### The data

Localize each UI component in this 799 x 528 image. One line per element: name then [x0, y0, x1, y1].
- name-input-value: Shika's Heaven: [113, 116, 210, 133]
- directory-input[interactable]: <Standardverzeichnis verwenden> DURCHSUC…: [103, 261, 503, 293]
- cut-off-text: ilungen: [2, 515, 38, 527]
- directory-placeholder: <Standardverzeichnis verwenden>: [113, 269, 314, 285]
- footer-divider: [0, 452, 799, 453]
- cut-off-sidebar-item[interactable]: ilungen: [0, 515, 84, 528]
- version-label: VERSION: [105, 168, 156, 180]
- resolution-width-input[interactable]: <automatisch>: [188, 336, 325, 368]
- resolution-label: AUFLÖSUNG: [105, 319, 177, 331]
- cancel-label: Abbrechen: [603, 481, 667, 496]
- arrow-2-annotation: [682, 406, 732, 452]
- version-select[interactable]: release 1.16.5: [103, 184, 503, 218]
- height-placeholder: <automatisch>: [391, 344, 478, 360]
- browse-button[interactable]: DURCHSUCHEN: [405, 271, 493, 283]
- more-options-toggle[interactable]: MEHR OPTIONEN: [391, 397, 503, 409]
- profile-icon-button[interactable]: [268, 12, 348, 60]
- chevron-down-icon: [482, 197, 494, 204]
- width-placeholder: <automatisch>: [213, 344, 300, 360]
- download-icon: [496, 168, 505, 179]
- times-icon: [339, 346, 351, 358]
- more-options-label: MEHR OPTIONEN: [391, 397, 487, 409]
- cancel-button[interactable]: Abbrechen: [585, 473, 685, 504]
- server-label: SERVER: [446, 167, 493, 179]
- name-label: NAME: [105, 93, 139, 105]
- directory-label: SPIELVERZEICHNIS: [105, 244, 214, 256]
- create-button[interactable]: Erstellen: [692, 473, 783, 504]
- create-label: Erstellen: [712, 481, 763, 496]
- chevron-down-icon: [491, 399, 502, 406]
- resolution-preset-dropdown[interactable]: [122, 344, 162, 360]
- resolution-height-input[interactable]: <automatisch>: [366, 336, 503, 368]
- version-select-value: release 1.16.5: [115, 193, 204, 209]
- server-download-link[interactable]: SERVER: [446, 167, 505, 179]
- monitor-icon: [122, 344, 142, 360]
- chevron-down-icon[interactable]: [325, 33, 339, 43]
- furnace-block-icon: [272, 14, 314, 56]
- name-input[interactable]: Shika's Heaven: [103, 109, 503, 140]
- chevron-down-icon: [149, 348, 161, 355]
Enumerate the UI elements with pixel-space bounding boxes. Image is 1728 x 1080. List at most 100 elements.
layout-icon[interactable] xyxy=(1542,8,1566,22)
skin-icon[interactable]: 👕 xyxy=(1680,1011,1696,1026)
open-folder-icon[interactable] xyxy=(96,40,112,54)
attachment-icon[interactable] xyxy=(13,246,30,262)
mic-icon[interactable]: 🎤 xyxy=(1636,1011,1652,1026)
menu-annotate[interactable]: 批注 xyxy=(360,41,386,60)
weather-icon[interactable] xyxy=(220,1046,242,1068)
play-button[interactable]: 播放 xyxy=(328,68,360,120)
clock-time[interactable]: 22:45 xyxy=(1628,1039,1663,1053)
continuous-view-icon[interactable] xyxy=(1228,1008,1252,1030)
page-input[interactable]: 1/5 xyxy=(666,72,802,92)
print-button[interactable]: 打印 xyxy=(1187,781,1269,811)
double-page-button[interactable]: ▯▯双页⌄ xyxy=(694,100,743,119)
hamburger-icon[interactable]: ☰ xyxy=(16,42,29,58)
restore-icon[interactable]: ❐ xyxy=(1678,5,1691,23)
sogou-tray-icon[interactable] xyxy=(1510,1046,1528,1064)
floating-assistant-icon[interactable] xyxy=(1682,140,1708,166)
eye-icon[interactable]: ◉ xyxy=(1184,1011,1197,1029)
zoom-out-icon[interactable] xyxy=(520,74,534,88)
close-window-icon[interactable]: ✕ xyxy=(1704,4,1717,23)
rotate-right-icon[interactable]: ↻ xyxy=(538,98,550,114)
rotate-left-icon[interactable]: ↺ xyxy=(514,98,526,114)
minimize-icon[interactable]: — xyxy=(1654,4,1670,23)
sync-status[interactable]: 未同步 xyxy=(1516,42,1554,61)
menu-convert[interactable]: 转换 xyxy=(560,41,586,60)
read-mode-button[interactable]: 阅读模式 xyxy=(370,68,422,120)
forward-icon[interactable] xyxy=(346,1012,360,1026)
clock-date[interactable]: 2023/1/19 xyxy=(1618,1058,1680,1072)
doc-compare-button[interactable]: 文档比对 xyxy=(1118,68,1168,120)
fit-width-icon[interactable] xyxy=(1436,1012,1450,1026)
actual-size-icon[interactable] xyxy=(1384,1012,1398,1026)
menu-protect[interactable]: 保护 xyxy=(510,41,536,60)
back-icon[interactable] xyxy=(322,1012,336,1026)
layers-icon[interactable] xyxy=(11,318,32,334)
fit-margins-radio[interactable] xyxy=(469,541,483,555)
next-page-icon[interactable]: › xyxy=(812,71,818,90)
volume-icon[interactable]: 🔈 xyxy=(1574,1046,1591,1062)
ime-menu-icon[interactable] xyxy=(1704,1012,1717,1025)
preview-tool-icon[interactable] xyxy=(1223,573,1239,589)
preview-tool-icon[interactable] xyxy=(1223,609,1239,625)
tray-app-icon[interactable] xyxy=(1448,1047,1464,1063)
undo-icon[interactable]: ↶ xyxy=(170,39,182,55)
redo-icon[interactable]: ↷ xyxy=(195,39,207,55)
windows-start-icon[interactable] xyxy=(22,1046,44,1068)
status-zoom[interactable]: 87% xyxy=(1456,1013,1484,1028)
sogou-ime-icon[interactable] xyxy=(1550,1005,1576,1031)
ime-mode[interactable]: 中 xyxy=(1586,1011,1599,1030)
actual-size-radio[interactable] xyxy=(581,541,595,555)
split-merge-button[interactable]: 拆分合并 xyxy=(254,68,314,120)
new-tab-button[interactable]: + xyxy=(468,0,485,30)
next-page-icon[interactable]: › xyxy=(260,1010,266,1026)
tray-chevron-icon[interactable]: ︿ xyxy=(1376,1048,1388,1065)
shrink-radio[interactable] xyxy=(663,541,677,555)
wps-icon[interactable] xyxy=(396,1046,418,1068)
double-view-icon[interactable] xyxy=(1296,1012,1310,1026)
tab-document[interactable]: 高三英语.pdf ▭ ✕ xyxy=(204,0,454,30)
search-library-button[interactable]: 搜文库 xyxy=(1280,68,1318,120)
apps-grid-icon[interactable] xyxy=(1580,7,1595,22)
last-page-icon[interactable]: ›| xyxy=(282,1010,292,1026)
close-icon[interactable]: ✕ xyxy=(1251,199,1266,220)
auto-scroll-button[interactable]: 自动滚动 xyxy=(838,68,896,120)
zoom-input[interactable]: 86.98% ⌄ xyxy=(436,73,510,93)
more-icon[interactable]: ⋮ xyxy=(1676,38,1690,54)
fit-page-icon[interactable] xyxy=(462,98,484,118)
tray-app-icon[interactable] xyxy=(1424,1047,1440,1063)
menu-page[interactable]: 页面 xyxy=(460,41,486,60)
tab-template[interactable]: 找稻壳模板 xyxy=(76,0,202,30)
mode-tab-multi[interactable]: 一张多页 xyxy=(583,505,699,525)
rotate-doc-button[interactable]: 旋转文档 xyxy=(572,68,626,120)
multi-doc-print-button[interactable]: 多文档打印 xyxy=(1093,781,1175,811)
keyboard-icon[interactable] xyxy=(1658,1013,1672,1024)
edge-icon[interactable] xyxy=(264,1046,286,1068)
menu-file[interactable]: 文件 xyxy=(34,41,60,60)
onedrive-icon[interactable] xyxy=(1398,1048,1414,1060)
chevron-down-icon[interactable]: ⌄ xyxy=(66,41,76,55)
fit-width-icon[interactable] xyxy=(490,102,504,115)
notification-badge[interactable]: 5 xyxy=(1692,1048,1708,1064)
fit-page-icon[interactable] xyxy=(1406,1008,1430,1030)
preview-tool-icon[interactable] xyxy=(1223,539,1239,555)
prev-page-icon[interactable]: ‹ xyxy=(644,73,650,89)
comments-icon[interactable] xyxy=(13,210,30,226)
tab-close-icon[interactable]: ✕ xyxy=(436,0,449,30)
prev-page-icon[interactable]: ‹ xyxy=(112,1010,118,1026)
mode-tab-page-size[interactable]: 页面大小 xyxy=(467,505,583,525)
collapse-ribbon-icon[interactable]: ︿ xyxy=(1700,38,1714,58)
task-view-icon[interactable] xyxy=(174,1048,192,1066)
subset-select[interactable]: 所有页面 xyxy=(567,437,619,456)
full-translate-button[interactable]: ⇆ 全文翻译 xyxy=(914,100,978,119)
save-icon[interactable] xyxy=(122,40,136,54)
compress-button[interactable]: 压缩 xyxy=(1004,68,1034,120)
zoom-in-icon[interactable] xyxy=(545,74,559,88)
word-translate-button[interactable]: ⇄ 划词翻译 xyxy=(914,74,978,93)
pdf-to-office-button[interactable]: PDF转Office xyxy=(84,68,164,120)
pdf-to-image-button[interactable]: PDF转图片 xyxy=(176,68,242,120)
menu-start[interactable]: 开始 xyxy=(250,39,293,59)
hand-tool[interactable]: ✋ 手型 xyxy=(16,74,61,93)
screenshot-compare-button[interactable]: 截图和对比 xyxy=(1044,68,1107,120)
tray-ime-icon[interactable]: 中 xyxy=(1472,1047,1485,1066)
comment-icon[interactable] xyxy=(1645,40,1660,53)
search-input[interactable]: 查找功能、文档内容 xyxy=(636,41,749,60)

######

- [Your instructions]:
Rewrite the items from the very first line through the line that contains "- version-label: VERSION: [105, 168, 156, 180]", replacing "Shika's Heaven" with "Shika's Haven" and leaving everything else unchanged. Return only those lines.

- [Expected answer]:
Localize each UI component in this 799 x 528 image. One line per element: name then [x0, y0, x1, y1].
- name-input-value: Shika's Haven: [113, 116, 210, 133]
- directory-input[interactable]: <Standardverzeichnis verwenden> DURCHSUC…: [103, 261, 503, 293]
- cut-off-text: ilungen: [2, 515, 38, 527]
- directory-placeholder: <Standardverzeichnis verwenden>: [113, 269, 314, 285]
- footer-divider: [0, 452, 799, 453]
- cut-off-sidebar-item[interactable]: ilungen: [0, 515, 84, 528]
- version-label: VERSION: [105, 168, 156, 180]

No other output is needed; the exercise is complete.